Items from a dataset
+++
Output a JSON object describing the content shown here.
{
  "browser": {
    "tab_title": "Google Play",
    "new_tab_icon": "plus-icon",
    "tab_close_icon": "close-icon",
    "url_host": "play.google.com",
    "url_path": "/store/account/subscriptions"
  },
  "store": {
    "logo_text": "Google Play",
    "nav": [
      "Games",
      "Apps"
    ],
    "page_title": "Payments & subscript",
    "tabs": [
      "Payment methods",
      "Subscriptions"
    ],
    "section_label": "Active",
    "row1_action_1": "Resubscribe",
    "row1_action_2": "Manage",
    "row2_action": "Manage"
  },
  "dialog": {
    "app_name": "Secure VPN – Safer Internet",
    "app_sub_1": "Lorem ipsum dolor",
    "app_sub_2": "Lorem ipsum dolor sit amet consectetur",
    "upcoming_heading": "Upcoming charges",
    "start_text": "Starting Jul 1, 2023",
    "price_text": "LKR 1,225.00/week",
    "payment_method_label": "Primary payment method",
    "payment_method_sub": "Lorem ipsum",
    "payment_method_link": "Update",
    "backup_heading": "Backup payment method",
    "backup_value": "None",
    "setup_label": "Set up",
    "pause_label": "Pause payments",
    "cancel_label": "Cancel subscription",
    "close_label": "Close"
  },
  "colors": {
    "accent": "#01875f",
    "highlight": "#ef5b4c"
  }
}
+++
**SHORT PROBLEM:**
Search the records above for "ipsum". Copy each line where it is found.

**CORRECT OUTPUT:**
    "app_sub_1": "Lorem ipsum dolor",
    "app_sub_2": "Lorem ipsum dolor sit amet consectetur",
    "payment_method_sub": "Lorem ipsum",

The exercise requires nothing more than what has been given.